> THE PROBLEM
Find each line holding "feet" and copy it out.

> MATERIAL TO PROCESS

::::

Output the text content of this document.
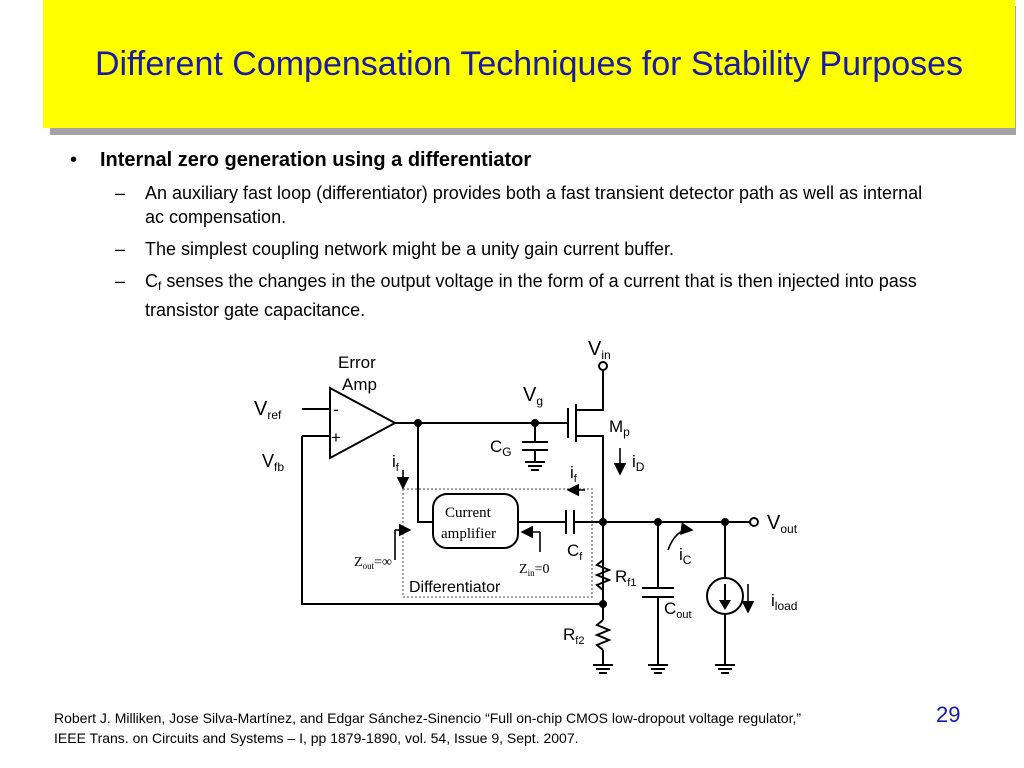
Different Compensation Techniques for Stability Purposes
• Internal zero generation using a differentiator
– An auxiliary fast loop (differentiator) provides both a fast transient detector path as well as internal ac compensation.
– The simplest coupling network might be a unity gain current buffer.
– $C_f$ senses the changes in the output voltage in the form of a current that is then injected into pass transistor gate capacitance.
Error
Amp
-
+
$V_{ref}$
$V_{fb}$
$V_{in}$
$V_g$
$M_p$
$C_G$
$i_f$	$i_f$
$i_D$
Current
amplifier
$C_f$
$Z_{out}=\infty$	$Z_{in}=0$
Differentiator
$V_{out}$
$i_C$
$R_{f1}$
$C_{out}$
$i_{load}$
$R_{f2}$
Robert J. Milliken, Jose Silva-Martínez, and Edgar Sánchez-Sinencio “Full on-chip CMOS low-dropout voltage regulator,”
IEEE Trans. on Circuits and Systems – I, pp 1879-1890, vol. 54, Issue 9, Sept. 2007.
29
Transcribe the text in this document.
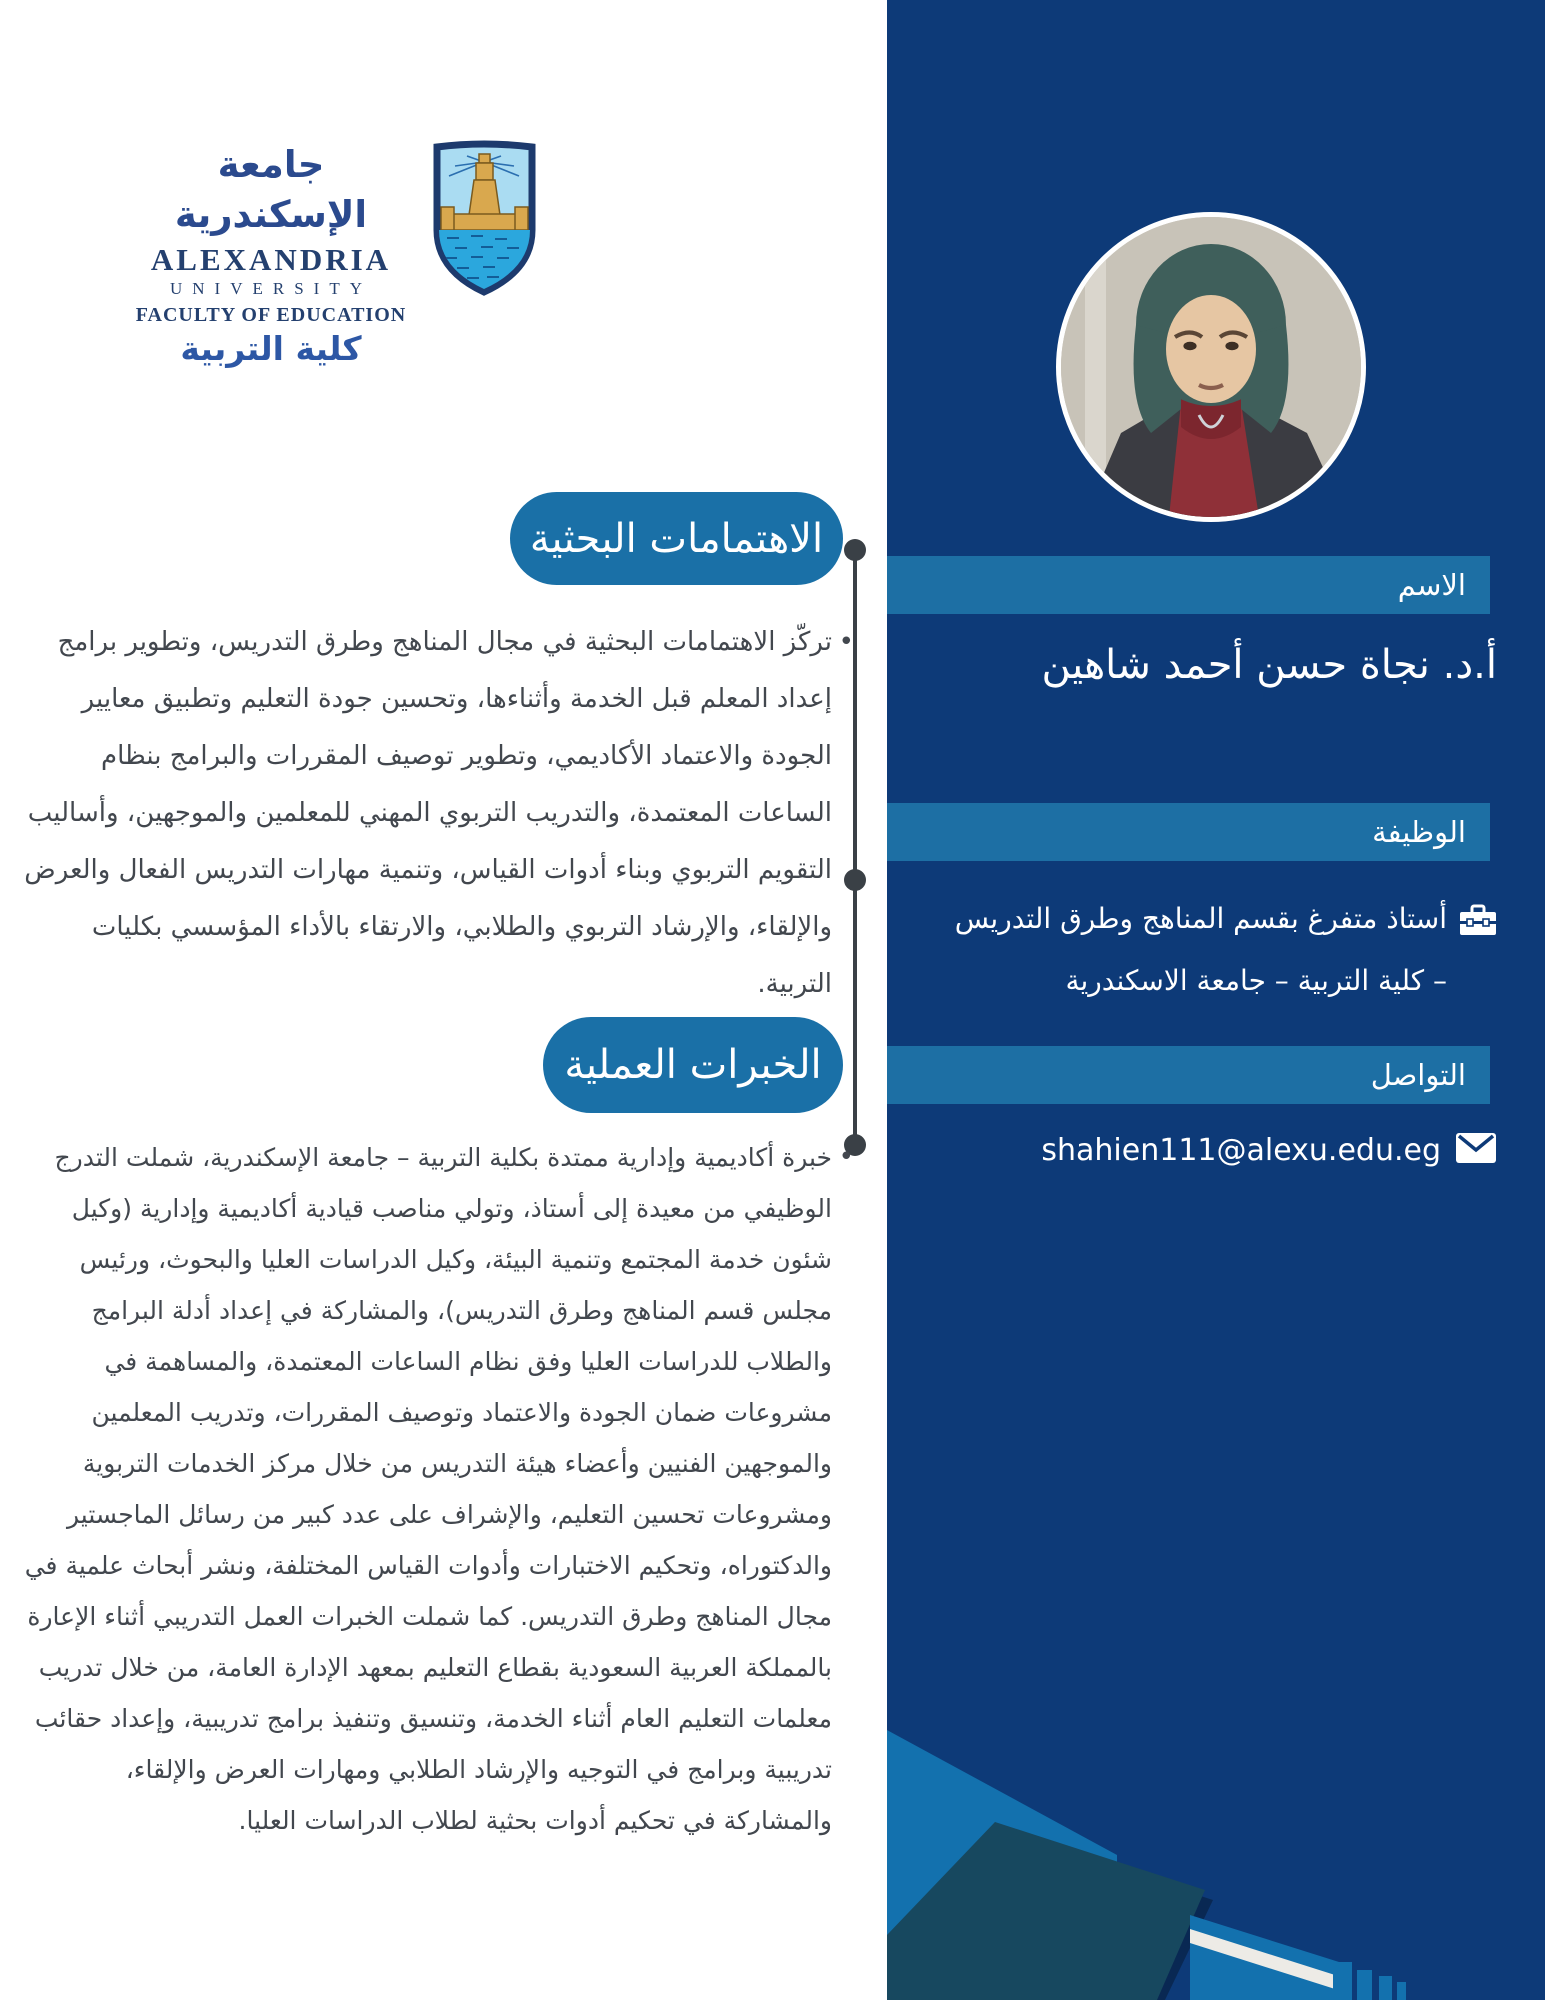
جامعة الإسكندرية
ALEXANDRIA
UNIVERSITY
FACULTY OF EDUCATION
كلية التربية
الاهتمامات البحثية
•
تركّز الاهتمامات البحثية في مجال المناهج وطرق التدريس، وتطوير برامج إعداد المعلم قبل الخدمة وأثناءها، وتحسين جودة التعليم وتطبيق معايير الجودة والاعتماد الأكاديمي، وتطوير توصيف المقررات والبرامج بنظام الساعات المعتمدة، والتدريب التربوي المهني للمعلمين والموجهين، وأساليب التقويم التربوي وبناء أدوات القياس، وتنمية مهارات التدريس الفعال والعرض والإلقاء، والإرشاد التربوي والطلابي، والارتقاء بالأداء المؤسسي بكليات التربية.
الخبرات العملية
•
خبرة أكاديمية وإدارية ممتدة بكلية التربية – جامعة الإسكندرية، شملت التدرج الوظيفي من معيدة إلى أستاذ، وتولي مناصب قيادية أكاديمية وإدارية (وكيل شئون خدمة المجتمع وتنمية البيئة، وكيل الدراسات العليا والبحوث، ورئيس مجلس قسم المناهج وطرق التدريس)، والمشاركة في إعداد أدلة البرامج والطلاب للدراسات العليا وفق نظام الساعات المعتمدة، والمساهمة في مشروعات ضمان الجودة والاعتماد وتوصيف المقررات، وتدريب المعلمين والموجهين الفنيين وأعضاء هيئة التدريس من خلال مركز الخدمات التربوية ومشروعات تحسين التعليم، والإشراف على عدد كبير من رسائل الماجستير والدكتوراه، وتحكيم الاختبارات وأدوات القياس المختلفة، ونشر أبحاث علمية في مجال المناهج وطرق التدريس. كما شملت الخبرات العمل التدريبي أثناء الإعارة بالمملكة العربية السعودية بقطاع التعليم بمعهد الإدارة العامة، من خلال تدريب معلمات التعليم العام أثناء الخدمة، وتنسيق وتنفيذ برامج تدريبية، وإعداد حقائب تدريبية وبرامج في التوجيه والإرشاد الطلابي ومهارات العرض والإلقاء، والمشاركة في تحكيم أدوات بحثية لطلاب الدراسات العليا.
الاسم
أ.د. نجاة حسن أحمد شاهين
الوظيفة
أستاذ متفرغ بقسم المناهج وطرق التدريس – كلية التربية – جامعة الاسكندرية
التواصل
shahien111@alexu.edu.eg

::::

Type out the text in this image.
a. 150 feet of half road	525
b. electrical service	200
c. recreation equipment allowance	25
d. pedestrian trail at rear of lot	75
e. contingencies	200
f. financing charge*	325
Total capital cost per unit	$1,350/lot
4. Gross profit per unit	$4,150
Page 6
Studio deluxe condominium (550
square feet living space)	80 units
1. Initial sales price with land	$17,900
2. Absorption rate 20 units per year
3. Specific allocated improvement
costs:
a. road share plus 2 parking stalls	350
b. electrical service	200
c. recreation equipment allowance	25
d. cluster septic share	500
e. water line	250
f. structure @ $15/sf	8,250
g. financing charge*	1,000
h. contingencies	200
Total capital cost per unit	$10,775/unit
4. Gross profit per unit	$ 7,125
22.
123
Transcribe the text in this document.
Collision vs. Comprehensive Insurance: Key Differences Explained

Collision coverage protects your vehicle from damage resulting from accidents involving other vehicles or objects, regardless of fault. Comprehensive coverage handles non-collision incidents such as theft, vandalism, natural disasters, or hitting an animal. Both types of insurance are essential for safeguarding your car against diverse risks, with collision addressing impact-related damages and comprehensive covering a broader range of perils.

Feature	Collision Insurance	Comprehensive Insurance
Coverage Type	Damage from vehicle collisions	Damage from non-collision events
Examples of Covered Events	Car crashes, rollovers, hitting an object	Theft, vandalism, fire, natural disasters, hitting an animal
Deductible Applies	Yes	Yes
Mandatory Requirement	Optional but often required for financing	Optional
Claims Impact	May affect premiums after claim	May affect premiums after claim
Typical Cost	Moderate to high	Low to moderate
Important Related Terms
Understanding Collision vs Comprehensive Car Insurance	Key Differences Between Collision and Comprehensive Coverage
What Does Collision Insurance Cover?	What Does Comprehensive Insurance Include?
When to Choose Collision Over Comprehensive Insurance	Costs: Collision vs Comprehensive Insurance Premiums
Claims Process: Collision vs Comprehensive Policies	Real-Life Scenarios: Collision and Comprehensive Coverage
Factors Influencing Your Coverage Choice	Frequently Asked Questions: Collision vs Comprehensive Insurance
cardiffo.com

::::

> RESULT
a. 150 feet of half road	525
square feet living space)	80 units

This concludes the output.